[TEXT ZUM LESEN]
Predigt über 1. Johannes 2, 12.14 - 17 im Frühgottesdienst am 21. Sonntag nach Trinitatis, 27. Okober 2002

 

Lieder:

 

Gott ist gegenwärtig...165, 1.6-8

 Herr Jesu Gnadensonne...404, 1-4

Lasset uns mit Jesus ziehen...384

Segne und behüte...575

 

Psalm 42 

 

Lesung: Matthäus 18, 21 - 35

 

 

 

Liebe Gemeinde,

 

der für den heutigen Sonntag vorgeschlagene Predigttext steht im 1. Johannesbrief, Kapitel 2, die Verse 12 und 14 -17. Ich lese den Text nach einer Übersetzung von Kurt Marti.

 

Der hochbetagte Presbyter Johannes schreibt an seine Gemeindeglieder, die er in seinem Brief liebevoll und zärtlich „Kindlein“ oder auch „Kinder im Glauben“ nennt:

 

Geliebte Kindlein, ich schreibe euch,

daß euch die Sünden vergeben sind

um seines Namens willen.

 

Ich habe euch Kindern geschrieben,

denn ihr kennt den Vater.

 

Ich habe euch Vätern und Müttern geschrieben,

denn ihr kennt den, der von Anfang an ist.

 

Ich habe euch jungen Menschen geschrieben,

denn ihr seid stark,

und das Wort Gottes bleibt in euch,

und ihr habt den Bösen überwunden.

 

Habt nicht die Welt lieb noch das, was in ihr üblich ist.

Wer die Welt liebt,

in dem ist die Liebe Gottes nicht.

 

Denn alles, was in der Welt jetzt üblich ist,

die Gier nach immer mehr,

die lüsternen Augen,

das Prahlen mit Geld und Macht –

das kommt nicht vom Vater,

sondern aus der Verkehrtheit der jetzigen Welt.

 

2

 

Jedoch: Die Welt vergeht

mit all ihrer Lust.

Wer aber den Willen Gottes tut,

der bleibt in Ewigkeit.

 

 

Liebe zu Gott oder aber Liebe zur Welt: Das ist die Alternative, das Entweder-Oder, das der uralte Johannes uns hier vor Augen stellt. Macht er die Welt madig? Will er, daß wir uns aus allem Weltlichen heraushalten?

[DATENSÄTZE]

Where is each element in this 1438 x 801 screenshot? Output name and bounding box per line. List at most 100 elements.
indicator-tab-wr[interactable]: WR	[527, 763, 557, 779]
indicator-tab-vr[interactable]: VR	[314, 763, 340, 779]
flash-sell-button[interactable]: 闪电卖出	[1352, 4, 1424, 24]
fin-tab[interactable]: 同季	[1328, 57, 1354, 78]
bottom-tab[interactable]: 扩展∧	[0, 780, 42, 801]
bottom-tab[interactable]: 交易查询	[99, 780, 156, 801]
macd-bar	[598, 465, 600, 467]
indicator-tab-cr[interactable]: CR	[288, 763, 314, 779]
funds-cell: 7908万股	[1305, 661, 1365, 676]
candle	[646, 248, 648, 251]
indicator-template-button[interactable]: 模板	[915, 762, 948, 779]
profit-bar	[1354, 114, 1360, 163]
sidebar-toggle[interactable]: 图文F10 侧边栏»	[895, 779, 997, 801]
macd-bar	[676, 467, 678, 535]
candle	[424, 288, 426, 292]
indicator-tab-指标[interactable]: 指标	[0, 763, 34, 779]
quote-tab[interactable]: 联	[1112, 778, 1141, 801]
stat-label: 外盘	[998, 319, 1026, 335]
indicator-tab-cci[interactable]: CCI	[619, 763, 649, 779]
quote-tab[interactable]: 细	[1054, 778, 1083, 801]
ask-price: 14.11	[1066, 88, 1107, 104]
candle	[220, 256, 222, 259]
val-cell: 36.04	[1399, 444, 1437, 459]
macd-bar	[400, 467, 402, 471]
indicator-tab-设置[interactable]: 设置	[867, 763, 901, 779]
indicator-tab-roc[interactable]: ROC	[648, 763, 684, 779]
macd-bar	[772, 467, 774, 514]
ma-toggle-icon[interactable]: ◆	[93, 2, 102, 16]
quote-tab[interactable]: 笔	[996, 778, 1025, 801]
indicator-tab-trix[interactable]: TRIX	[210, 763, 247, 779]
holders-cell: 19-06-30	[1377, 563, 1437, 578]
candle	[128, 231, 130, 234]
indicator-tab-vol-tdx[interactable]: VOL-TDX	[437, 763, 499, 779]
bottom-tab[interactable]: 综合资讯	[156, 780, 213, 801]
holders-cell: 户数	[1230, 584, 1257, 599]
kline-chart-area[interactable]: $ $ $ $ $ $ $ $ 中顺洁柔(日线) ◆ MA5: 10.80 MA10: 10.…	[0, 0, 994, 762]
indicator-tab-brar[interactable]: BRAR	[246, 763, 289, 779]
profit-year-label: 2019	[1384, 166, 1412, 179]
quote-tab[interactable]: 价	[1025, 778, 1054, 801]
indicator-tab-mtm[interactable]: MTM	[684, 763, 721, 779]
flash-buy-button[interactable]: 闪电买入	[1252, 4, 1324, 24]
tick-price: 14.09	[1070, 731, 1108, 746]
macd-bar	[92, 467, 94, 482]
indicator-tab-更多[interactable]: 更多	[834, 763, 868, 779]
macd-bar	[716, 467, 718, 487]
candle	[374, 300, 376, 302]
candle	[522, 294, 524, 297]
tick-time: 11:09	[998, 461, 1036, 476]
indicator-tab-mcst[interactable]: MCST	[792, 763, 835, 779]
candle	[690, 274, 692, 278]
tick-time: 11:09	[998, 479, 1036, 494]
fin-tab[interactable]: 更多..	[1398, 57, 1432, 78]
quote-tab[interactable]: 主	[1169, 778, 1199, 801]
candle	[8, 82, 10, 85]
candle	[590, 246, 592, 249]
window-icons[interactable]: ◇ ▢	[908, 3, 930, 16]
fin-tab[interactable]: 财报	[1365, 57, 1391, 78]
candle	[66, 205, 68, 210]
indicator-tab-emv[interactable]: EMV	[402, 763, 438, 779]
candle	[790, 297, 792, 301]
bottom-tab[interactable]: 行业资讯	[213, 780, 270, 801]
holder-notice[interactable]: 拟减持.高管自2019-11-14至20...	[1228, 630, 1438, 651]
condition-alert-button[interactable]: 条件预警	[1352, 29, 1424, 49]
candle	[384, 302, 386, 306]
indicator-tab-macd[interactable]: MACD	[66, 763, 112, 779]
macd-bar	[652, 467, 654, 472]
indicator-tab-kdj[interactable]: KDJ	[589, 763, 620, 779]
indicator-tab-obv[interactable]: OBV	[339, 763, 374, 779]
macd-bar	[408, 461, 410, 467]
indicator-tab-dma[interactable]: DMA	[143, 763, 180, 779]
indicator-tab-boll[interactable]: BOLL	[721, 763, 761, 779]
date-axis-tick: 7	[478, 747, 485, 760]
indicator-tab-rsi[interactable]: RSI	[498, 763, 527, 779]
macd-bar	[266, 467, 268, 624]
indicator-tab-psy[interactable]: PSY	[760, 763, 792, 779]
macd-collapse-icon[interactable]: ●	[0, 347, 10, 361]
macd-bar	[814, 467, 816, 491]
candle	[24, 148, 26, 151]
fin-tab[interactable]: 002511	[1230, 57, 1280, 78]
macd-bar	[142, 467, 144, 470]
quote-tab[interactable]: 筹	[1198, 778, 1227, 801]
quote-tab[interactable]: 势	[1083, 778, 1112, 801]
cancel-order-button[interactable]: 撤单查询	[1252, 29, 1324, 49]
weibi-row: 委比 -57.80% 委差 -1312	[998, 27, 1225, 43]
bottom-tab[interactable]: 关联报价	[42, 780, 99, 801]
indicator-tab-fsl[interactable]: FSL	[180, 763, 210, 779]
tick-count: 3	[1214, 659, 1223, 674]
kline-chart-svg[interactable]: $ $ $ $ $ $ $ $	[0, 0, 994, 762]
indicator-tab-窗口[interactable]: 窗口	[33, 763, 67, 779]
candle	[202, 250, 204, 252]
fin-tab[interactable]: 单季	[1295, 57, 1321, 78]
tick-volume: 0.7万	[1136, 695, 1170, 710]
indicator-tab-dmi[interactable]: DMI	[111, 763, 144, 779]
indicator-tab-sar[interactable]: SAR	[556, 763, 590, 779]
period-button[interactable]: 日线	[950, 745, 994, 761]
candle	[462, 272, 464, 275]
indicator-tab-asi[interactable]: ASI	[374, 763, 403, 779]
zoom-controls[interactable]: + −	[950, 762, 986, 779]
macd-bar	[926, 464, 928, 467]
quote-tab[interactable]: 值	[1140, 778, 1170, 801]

[AUFGABE]
Schreiben Sie aus der Predigt den Abschnitt zwischen „und das Wort“ und „Liebe Gottes nicht.“ einschließlich wortgetreu ab.

[LÖSUNG]
und das Wort Gottes bleibt in euch,

und ihr habt den Bösen überwunden.

 

Habt nicht die Welt lieb noch das, was in ihr üblich ist.

Wer die Welt liebt,

in dem ist die Liebe Gottes nicht.